[START Record extracts]
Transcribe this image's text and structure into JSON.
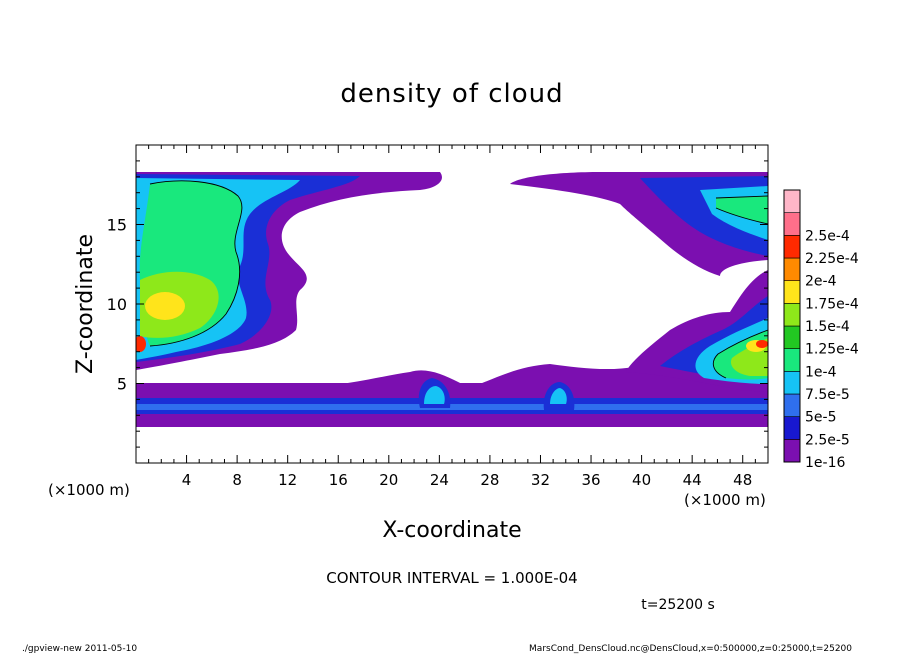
{
  "chart_data": {
    "type": "heatmap",
    "title": "density of cloud",
    "xlabel": "X-coordinate",
    "ylabel": "Z-coordinate",
    "x_unit": "(×1000 m)",
    "y_unit": "(×1000 m)",
    "xlim": [
      0,
      50
    ],
    "ylim": [
      0,
      20
    ],
    "x_ticks": [
      "4",
      "8",
      "12",
      "16",
      "20",
      "24",
      "28",
      "32",
      "36",
      "40",
      "44",
      "48"
    ],
    "y_ticks": [
      "5",
      "10",
      "15"
    ],
    "contour_interval": "CONTOUR INTERVAL = 1.000E-04",
    "time_label": "t=25200 s",
    "colorbar": {
      "labels": [
        "1e-16",
        "2.5e-5",
        "5e-5",
        "7.5e-5",
        "1e-4",
        "1.25e-4",
        "1.5e-4",
        "1.75e-4",
        "2e-4",
        "2.25e-4",
        "2.5e-4"
      ],
      "colors": [
        "#7b0fb0",
        "#1818d0",
        "#2f6fee",
        "#16c3f5",
        "#19e87d",
        "#22c822",
        "#8ee81a",
        "#ffe41b",
        "#ff8a00",
        "#ff2a00",
        "#ff6f8a",
        "#ffb6c8"
      ]
    }
  },
  "footer": {
    "left": "./gpview-new   2011-05-10",
    "right": "MarsCond_DensCloud.nc@DensCloud,x=0:500000,z=0:25000,t=25200"
  }
}
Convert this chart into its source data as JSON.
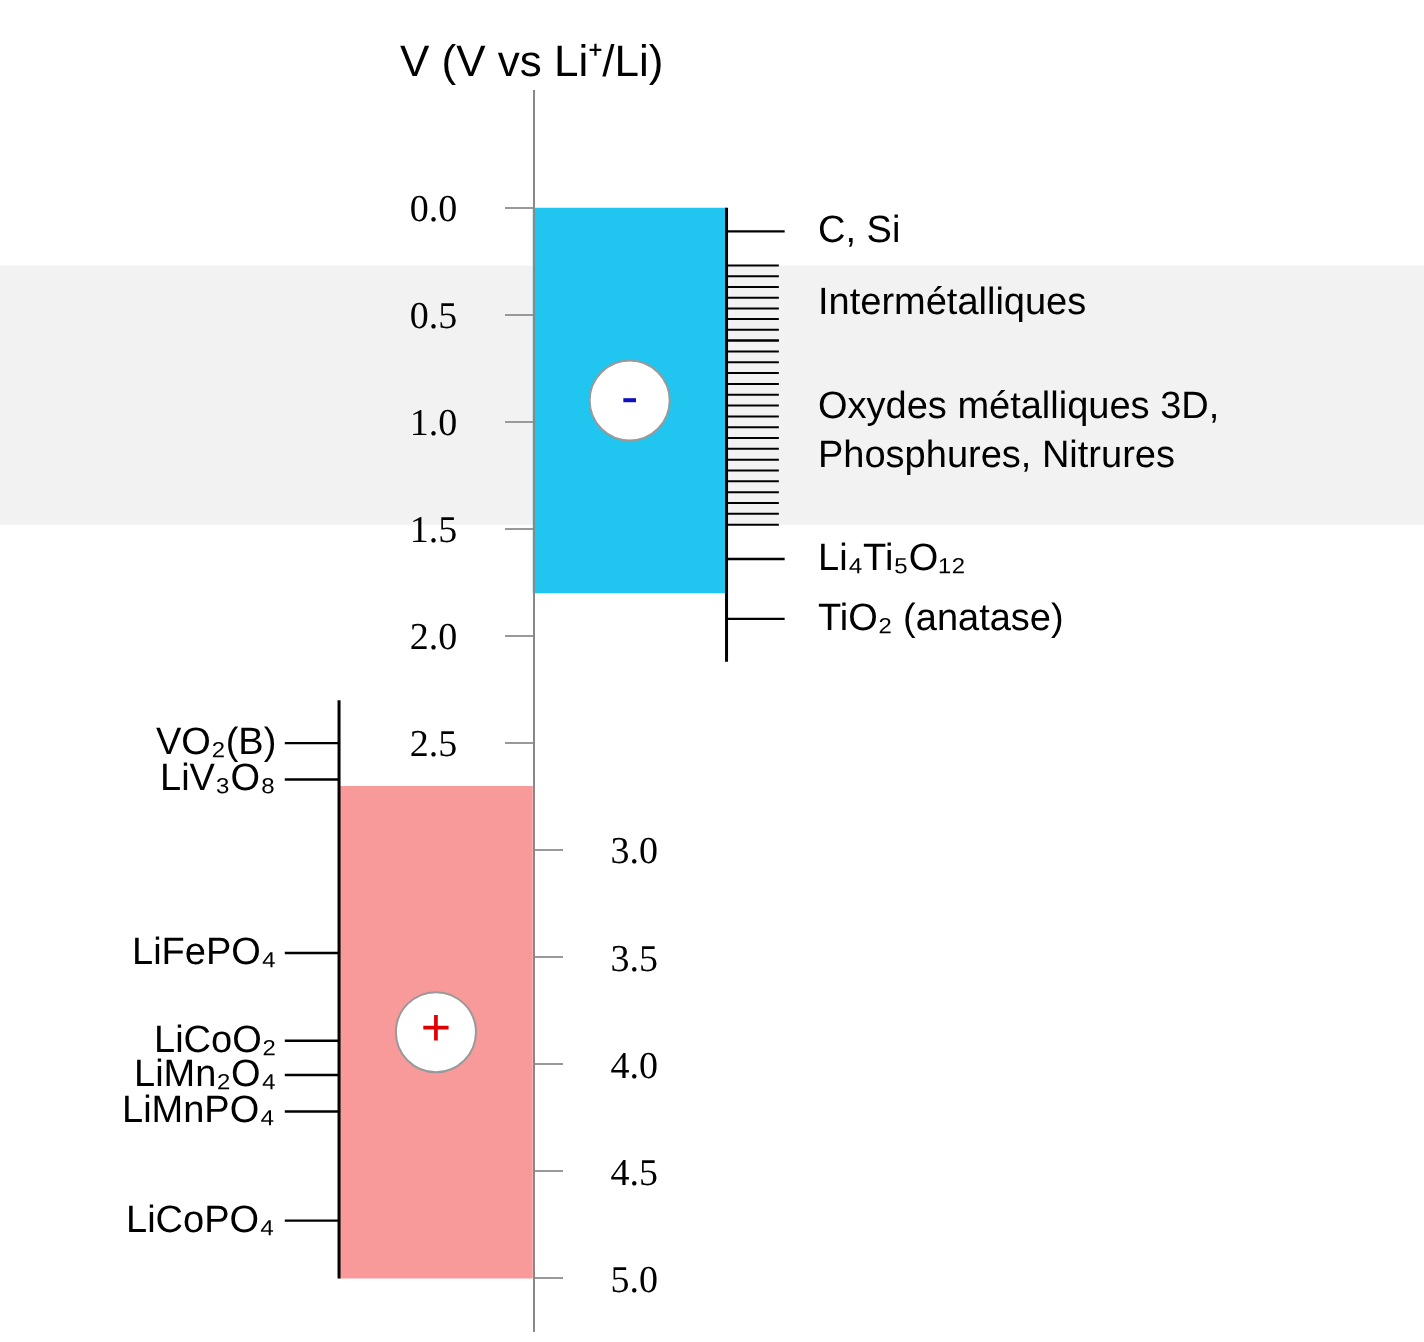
{
  "chart_data": {
    "type": "bar",
    "ylabel": "V (V vs Li⁺/Li)",
    "categories": [
      null,
      null
    ],
    "base": [
      2.7,
      0.0
    ],
    "values": [
      2.3,
      1.8
    ],
    "colors": [
      "#f99a9a",
      "#20c6f0"
    ],
    "value_labels": [
      "+",
      "-"
    ],
    "ylim": [
      5.25,
      -0.55
    ],
    "yticks": [
      {
        "value": 0,
        "label": "0.0"
      },
      0.5,
      {
        "value": 1,
        "label": "1.0"
      },
      1.5,
      {
        "value": 2,
        "label": "2.0"
      },
      2.5
    ],
    "y2lim": [
      5.25,
      -0.55
    ],
    "y2ticks": [
      {
        "value": 3,
        "label": "3.0"
      },
      3.5,
      {
        "value": 4,
        "label": "4.0"
      },
      4.5,
      {
        "value": 5,
        "label": "5.0"
      }
    ],
    "bands": [
      {
        "axis": "y",
        "from": 0.27,
        "to": 0.62,
        "label": "Intermétalliques",
        "color": "#000000"
      },
      {
        "axis": "y",
        "from": 0.62,
        "to": 1.48,
        "label": "Oxydes métalliques 3D,\nPhosphures, Nitrures",
        "color": "#000000"
      }
    ],
    "ref_lines": [
      {
        "axis": "y",
        "value": 0.11,
        "label": "C, Si"
      },
      {
        "axis": "y",
        "value": 1.64,
        "label": "Li₄Ti₅O₁₂"
      },
      {
        "axis": "y",
        "value": 1.92,
        "label": "TiO₂ (anatase)"
      },
      {
        "axis": "y",
        "value": 2.5,
        "label": "VO₂(B)"
      },
      {
        "axis": "y",
        "value": 2.67,
        "label": "LiV₃O₈"
      },
      {
        "axis": "y",
        "value": 3.48,
        "label": "LiFePO₄"
      },
      {
        "axis": "y",
        "value": 3.89,
        "label": "LiCoO₂"
      },
      {
        "axis": "y",
        "value": 4.05,
        "label": "LiMn₂O₄"
      },
      {
        "axis": "y",
        "value": 4.22,
        "label": "LiMnPO₄"
      },
      {
        "axis": "y",
        "value": 4.73,
        "label": "LiCoPO₄"
      }
    ]
  }
}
[END Record extracts]
**Your goal**
Write the listing above out again exactly, dropping each image.

**Solution**
Transcribe this image's text and structure into JSON.
{
  "chart_data": {
    "type": "heatmap",
    "title": "density of cloud",
    "xlabel": "X-coordinate",
    "ylabel": "Z-coordinate",
    "x_unit": "(×1000 m)",
    "y_unit": "(×1000 m)",
    "xlim": [
      0,
      50
    ],
    "ylim": [
      0,
      20
    ],
    "x_ticks": [
      "4",
      "8",
      "12",
      "16",
      "20",
      "24",
      "28",
      "32",
      "36",
      "40",
      "44",
      "48"
    ],
    "y_ticks": [
      "5",
      "10",
      "15"
    ],
    "contour_interval": "CONTOUR INTERVAL = 1.000E-04",
    "time_label": "t=25200 s",
    "colorbar": {
      "labels": [
        "1e-16",
        "2.5e-5",
        "5e-5",
        "7.5e-5",
        "1e-4",
        "1.25e-4",
        "1.5e-4",
        "1.75e-4",
        "2e-4",
        "2.25e-4",
        "2.5e-4"
      ],
      "colors": [
        "#7b0fb0",
        "#1818d0",
        "#2f6fee",
        "#16c3f5",
        "#19e87d",
        "#22c822",
        "#8ee81a",
        "#ffe41b",
        "#ff8a00",
        "#ff2a00",
        "#ff6f8a",
        "#ffb6c8"
      ]
    }
  },
  "footer": {
    "left": "./gpview-new   2011-05-10",
    "right": "MarsCond_DensCloud.nc@DensCloud,x=0:500000,z=0:25000,t=25200"
  }
}
Convert this chart into its source data as JSON.
{
  "chart_data": {
    "type": "bar",
    "ylabel": "V (V vs Li⁺/Li)",
    "categories": [
      null,
      null
    ],
    "base": [
      2.7,
      0.0
    ],
    "values": [
      2.3,
      1.8
    ],
    "colors": [
      "#f99a9a",
      "#20c6f0"
    ],
    "value_labels": [
      "+",
      "-"
    ],
    "ylim": [
      5.25,
      -0.55
    ],
    "yticks": [
      {
        "value": 0,
        "label": "0.0"
      },
      0.5,
      {
        "value": 1,
        "label": "1.0"
      },
      1.5,
      {
        "value": 2,
        "label": "2.0"
      },
      2.5
    ],
    "y2lim": [
      5.25,
      -0.55
    ],
    "y2ticks": [
      {
        "value": 3,
        "label": "3.0"
      },
      3.5,
      {
        "value": 4,
        "label": "4.0"
      },
      4.5,
      {
        "value": 5,
        "label": "5.0"
      }
    ],
    "bands": [
      {
        "axis": "y",
        "from": 0.27,
        "to": 0.62,
        "label": "Intermétalliques",
        "color": "#000000"
      },
      {
        "axis": "y",
        "from": 0.62,
        "to": 1.48,
        "label": "Oxydes métalliques 3D,\nPhosphures, Nitrures",
        "color": "#000000"
      }
    ],
    "ref_lines": [
      {
        "axis": "y",
        "value": 0.11,
        "label": "C, Si"
      },
      {
        "axis": "y",
        "value": 1.64,
        "label": "Li₄Ti₅O₁₂"
      },
      {
        "axis": "y",
        "value": 1.92,
        "label": "TiO₂ (anatase)"
      },
      {
        "axis": "y",
        "value": 2.5,
        "label": "VO₂(B)"
      },
      {
        "axis": "y",
        "value": 2.67,
        "label": "LiV₃O₈"
      },
      {
        "axis": "y",
        "value": 3.48,
        "label": "LiFePO₄"
      },
      {
        "axis": "y",
        "value": 3.89,
        "label": "LiCoO₂"
      },
      {
        "axis": "y",
        "value": 4.05,
        "label": "LiMn₂O₄"
      },
      {
        "axis": "y",
        "value": 4.22,
        "label": "LiMnPO₄"
      },
      {
        "axis": "y",
        "value": 4.73,
        "label": "LiCoPO₄"
      }
    ]
  }
}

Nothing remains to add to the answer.